──────── PAGE ────────

# Anaheim Great Train Expo (Pictures)



## tmejia (Jan 2, 2008)

I stopped by the Anaheim Train Expo for a few hours this morning. It is a mixed Scale Show.

First thing I noticed was a C19 #41 running on the Del Oro Layout almost identical to mine


















Sandra Baxter and Dave Crocker at the Door Hollow










Bob Baxter showing build pictures.










Vic and his Pizza layout










Laura Bliese at Electric Steam Modelworks










Gold Coast is there










As is Bridge-Masters










One of the many Lionel booths










A young Engineer having fun running a train with an Airwire T5000 no less.


















There were a lot of layouts in various scales. These are some scenes that attracted my attention.














































How about 107 coal cars (Even in N, I couldn't fit all of them in the picture)










The rest are from the Del Oro Layout where they have a very large layout on display.









































































Tommy








Rio Gracie


----------



## BigRedOne (Dec 13, 2012)

Neat!


----------



## Totalwrecker (Feb 26, 2009)

Thanks for posting, nice captions too!. 
John


----------



## toddalin (Jan 4, 2008)

Thanks for the pics. I was really considering going (I need Kadees), but also considered all those kids that would be there and with the flu going around this area...


----------



## Gary Armitstead (Jan 2, 2008)

Thanks for the photos Tommy.


----------



## vsmith (Jan 2, 2008)

Wow I missed that Navy scene layout. Something to check out tommorow. Thanks Tommy


----------



## Randy Stone (Jan 2, 2008)

Thanks for posting Tommy


----------



## joe rusz (Jan 3, 2008)

Great photos, Tommy. Sorry I missed the show, but hey, where would you rather be, Anaheim or Lahaina?


----------



## tmejia (Jan 2, 2008)

Joe, 

Lahaina








Planning on being there in the Fall.









Tommy








Rio Gracie


----------



## NTCGRR (Jan 2, 2008)

Thanks Tommy, your all right.


----------



## Paul Burch (Jan 2, 2008)

Great shots Tommy. We are going to Portland for one of these shows in a couple weeks The shows up here don't reach the magnitude of So. Cal shows. Thanks for the photos.


----------



## vsmith (Jan 2, 2008)

Did anyone else take advantage of the 50% off all Aristocraft sale at the R&G booth? 

I did see them until Sunday (maybe they just decided Saturday night they didn't want to schlep it all back home) that was a big WOW! for me and I got some greatly needed items. Now I can repair my 0-4-0 switcher.


----------



## tmejia (Jan 2, 2008)

I didn't buy anything









But I do have a picture of the Aristo Sale


















Tommy








Rio Gracie


----------



## Russell Rutalj (Dec 7, 2010)

photos look great. Thanks Russ


----------



## NTCGRR (Jan 2, 2008)

50% off list? Or regular street price?


----------



## vsmith (Jan 2, 2008)

Well Marty, I got the 0-4-0 repair/upgrade wheel kit for $10 (tagged $19.95), a centercab motor block for $25 (tagged $50), and a BTE R/C controller for $40 (tagged $80). I would have considered more if I hadn't run out of greenbacks.

──────── EXTRACTED MATERIAL ────────

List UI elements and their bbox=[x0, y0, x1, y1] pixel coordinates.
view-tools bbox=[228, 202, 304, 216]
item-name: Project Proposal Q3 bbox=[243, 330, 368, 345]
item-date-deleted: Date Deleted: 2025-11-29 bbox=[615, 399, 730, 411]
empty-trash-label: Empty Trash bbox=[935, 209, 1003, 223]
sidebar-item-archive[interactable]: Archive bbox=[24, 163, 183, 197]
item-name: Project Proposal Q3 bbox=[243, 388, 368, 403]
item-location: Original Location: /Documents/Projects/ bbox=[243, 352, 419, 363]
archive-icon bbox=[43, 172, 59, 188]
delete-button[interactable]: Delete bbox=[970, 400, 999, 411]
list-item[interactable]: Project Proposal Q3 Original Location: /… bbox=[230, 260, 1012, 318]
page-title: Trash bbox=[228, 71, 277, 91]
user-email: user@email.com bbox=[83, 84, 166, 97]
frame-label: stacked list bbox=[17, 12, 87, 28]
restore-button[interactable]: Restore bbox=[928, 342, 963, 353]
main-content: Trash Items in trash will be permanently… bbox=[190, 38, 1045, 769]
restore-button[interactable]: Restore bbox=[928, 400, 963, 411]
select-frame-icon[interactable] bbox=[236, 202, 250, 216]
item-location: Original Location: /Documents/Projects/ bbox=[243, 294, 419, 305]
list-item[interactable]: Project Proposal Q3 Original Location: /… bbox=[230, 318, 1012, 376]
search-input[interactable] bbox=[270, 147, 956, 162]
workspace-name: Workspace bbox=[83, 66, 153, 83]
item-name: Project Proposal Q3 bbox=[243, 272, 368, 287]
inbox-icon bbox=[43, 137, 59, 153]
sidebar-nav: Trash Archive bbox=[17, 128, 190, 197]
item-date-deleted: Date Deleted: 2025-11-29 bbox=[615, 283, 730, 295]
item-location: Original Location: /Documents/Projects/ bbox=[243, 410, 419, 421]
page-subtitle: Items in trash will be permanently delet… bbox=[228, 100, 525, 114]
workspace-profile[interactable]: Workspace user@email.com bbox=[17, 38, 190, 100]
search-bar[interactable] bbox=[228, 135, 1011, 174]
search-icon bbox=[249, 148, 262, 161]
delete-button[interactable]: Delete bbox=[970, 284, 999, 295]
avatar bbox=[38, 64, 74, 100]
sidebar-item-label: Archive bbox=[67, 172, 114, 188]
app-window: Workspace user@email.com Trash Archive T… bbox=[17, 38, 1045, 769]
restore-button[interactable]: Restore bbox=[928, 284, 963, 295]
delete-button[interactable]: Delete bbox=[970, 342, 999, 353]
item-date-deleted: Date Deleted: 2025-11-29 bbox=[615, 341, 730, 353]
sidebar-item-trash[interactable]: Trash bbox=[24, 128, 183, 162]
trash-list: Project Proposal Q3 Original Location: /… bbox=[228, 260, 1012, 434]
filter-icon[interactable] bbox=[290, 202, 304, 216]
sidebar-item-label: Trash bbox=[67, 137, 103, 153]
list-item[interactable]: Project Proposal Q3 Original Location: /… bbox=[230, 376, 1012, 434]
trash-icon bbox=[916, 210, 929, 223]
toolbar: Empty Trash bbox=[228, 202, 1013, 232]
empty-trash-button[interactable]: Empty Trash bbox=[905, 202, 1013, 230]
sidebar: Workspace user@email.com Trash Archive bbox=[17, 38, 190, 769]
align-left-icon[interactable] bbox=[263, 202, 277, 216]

────────
──────── EXTRACTED MATERIAL ────────

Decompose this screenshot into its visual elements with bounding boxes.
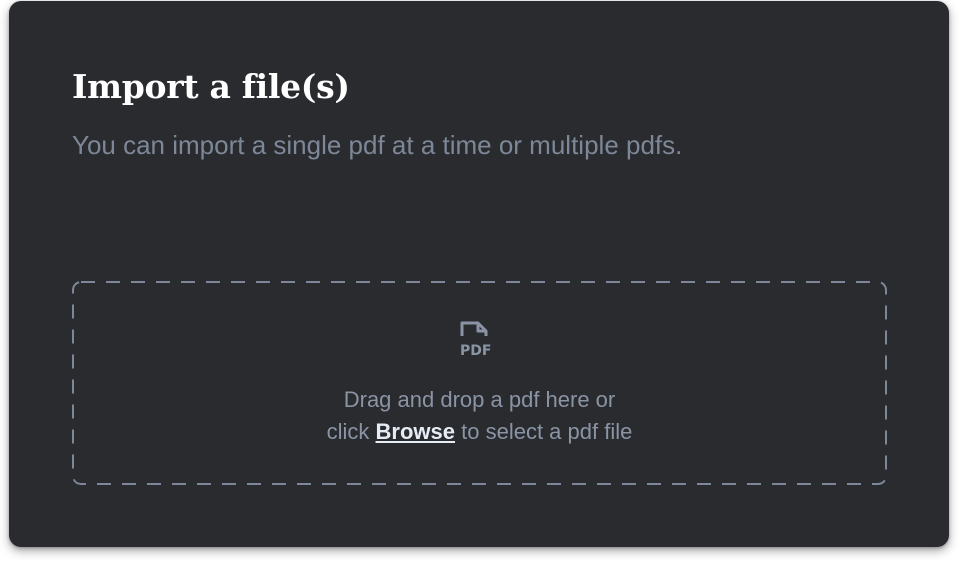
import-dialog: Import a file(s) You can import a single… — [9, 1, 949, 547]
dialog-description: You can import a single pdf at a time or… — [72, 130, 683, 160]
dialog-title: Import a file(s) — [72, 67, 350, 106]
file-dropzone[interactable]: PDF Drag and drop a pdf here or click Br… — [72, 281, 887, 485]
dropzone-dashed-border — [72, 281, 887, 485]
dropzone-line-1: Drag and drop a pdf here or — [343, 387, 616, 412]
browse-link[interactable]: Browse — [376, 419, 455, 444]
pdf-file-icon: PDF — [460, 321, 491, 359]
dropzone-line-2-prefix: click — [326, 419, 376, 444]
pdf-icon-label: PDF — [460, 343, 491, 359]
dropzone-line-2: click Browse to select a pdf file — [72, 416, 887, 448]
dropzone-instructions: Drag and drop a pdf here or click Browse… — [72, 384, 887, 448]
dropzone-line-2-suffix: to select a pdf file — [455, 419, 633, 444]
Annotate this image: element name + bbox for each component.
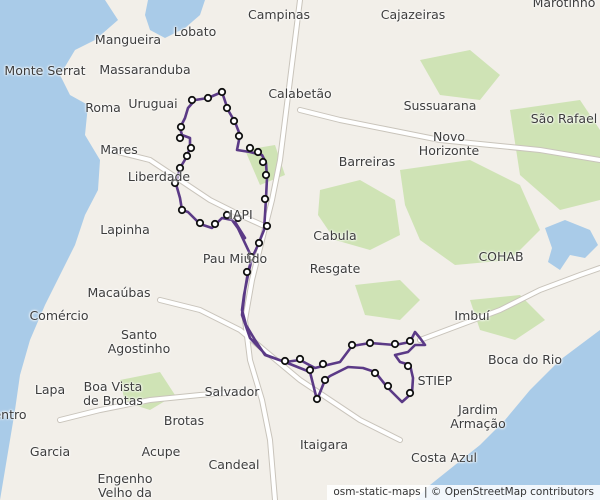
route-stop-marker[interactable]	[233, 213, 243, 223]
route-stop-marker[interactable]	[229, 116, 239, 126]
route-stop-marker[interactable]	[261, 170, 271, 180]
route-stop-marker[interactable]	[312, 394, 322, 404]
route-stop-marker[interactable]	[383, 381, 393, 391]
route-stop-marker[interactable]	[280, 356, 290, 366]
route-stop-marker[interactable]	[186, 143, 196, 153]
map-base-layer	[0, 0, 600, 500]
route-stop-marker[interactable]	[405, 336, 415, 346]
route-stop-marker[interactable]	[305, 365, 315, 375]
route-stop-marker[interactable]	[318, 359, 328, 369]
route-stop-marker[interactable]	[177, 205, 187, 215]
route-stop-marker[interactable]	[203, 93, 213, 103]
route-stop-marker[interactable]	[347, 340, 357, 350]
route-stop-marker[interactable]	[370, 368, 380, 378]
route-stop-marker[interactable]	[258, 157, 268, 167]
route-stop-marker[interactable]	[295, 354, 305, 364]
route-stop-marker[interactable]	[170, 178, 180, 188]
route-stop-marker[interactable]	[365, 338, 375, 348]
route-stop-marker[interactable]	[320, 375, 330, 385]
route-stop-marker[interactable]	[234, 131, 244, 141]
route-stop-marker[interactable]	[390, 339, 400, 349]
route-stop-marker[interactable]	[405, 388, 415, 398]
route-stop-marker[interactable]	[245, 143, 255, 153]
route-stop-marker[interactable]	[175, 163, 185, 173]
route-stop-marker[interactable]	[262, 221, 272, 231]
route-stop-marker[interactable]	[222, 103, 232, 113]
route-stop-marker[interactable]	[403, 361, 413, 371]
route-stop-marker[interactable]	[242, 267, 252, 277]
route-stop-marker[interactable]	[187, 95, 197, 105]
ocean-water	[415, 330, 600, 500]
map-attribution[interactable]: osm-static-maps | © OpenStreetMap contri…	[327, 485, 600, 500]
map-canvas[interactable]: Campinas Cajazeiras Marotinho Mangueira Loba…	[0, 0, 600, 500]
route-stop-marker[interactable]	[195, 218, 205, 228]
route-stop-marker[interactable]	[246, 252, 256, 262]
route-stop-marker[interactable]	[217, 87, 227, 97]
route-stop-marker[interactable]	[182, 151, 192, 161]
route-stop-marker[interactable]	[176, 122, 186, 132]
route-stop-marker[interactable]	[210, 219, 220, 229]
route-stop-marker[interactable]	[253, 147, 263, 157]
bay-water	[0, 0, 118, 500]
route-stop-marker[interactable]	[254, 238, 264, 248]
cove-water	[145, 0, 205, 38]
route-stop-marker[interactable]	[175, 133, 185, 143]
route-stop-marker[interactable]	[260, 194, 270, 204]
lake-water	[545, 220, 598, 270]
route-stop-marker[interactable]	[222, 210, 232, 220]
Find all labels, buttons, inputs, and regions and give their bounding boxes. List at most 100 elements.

────────

**TASK LIST:**
1/ Return, unchanged, the lines of the records from the one containing "213, 243, 223]" through the one containing "354, 305, 364]", including both of those lines.
2/ Resume the forum thread about the Anaheim train expo, picking up after its final post.

**ANSWERS IN ORDER:**
1/
route-stop-marker[interactable]	[233, 213, 243, 223]
route-stop-marker[interactable]	[229, 116, 239, 126]
route-stop-marker[interactable]	[261, 170, 271, 180]
route-stop-marker[interactable]	[312, 394, 322, 404]
route-stop-marker[interactable]	[383, 381, 393, 391]
route-stop-marker[interactable]	[280, 356, 290, 366]
route-stop-marker[interactable]	[186, 143, 196, 153]
map-base-layer	[0, 0, 600, 500]
route-stop-marker[interactable]	[405, 336, 415, 346]
route-stop-marker[interactable]	[305, 365, 315, 375]
route-stop-marker[interactable]	[318, 359, 328, 369]
route-stop-marker[interactable]	[177, 205, 187, 215]
route-stop-marker[interactable]	[203, 93, 213, 103]
route-stop-marker[interactable]	[347, 340, 357, 350]
route-stop-marker[interactable]	[370, 368, 380, 378]
route-stop-marker[interactable]	[258, 157, 268, 167]
route-stop-marker[interactable]	[295, 354, 305, 364]

2/
----------



## Trains (Jan 2, 2008)

Thanks Tommy, great pictures. We are setting up the first week of February at the Great Train show don't compare to that one. 
The place we set up is dirty, they use it for monster trucks and I don't think they clean it after there done. 
They use to have it in two different rooms it was very nice carpet on the floors. 

Don


----------



## San Juan (Jan 3, 2008)

Wow the aircraft carrier and battleship are incredible. Looks like USS Independence and USS Missouri.

Any idea if these were scratch built or kits? Highly unlikely any 1/87 scale kits were made, but maybe 1/100? 

I'm assuming that is an HO scale layout. Looks too big to be N.


----------



## Crusty Old Shellback (Jun 3, 2013)

Thanks for the pictures. 

Some how I missed this one. Didn't see it advertised anywhere. Is there a god place to find out about these shows? I know a lot of them are advertised on another forum I visit.


----------



## vsmith (Jan 2, 2008)

Posted By San Juan on 21 Jan 2014 01:22 PM 
Wow the aircraft carrier and battleship are incredible. Looks like USS Independence and USS Missouri.

Any idea if these were scratch built or kits? Highly unlikely any 1/87 scale kits were made, but maybe 1/100? 

I'm assuming that is an HO scale layout. Looks too big to be N.

They are scratched, 1/87 scale, he built them specifically for the layout. WHat you cannot see is there is also a victory ship, a destroyer, and an LST. He says he's building a 1/87 USS Hornet, complete with B-25s


----------



## vsmith (Jan 2, 2008)

Posted By Crusty Old Shellback on 21 Jan 2014 01:24 PM 
Thanks for the pictures. 

Some how I missed this one. Didn't see it advertised anywhere. Is there a god place to find out about these shows? I know a lot of them are advertised on another forum I visit. 
Most folks know these are annual so its easy to remember if you've done one or two GTE shows.

The way I remember is this way: 

Del Mar is within the first two weeks of December

Anaheim is within the first two weeks of January 

The Big Train Show is the first weekend in June

The SWGRS is in November 

Other than that check the websites for exact dates, or these forums , someone usually always posts a heads up when there's a train show in town


----------



## tmejia (Jan 2, 2008)

Here are a few more pictures







































Tommy








Rio Gracie


----------



## Crusty Old Shellback (Jun 3, 2013)

Posted By vsmith on 21 Jan 2014 03:21 PM 
Posted By Crusty Old Shellback on 21 Jan 2014 01:24 PM 
Thanks for the pictures. 

Some how I missed this one. Didn't see it advertised anywhere. Is there a god place to find out about these shows? I know a lot of them are advertised on another forum I visit. 
Most folks know these are annual so its easy to remember if you've done one or two GTE shows.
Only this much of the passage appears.